**Work required**
Reproduce the listing verbatim.
╭─ Task inputs
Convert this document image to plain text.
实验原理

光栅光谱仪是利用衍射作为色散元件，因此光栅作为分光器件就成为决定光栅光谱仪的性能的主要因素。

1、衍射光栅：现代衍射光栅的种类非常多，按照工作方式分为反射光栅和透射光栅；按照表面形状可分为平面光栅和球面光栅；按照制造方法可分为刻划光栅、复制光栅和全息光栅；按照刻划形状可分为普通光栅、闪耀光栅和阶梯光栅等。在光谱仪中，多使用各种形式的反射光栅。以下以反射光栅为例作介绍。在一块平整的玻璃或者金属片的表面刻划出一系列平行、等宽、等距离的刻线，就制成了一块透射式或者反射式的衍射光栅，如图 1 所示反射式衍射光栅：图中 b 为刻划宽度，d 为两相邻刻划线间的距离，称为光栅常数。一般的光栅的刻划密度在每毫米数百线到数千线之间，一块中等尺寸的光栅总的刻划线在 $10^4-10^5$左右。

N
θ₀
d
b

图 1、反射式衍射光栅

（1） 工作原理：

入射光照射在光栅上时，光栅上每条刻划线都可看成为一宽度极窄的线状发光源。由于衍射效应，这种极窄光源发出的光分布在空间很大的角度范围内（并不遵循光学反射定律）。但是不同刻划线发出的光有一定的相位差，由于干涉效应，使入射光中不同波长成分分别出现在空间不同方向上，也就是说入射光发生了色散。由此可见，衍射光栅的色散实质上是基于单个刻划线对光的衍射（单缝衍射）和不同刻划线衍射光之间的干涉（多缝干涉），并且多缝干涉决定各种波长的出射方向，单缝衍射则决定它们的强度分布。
╰─
**Solution to the problem**
Convert this document image to plain text.
实验原理

光栅光谱仪是利用衍射作为色散元件，因此光栅作为分光器件就成为决定光栅光谱仪的性能的主要因素。

1、衍射光栅：现代衍射光栅的种类非常多，按照工作方式分为反射光栅和透射光栅；按照表面形状可分为平面光栅和球面光栅；按照制造方法可分为刻划光栅、复制光栅和全息光栅；按照刻划形状可分为普通光栅、闪耀光栅和阶梯光栅等。在光谱仪中，多使用各种形式的反射光栅。以下以反射光栅为例作介绍。在一块平整的玻璃或者金属片的表面刻划出一系列平行、等宽、等距离的刻线，就制成了一块透射式或者反射式的衍射光栅，如图 1 所示反射式衍射光栅：图中 b 为刻划宽度，d 为两相邻刻划线间的距离，称为光栅常数。一般的光栅的刻划密度在每毫米数百线到数千线之间，一块中等尺寸的光栅总的刻划线在 $10^4-10^5$左右。

N
θ₀
d
b

图 1、反射式衍射光栅

（1） 工作原理：

入射光照射在光栅上时，光栅上每条刻划线都可看成为一宽度极窄的线状发光源。由于衍射效应，这种极窄光源发出的光分布在空间很大的角度范围内（并不遵循光学反射定律）。但是不同刻划线发出的光有一定的相位差，由于干涉效应，使入射光中不同波长成分分别出现在空间不同方向上，也就是说入射光发生了色散。由此可见，衍射光栅的色散实质上是基于单个刻划线对光的衍射（单缝衍射）和不同刻划线衍射光之间的干涉（多缝干涉），并且多缝干涉决定各种波长的出射方向，单缝衍射则决定它们的强度分布。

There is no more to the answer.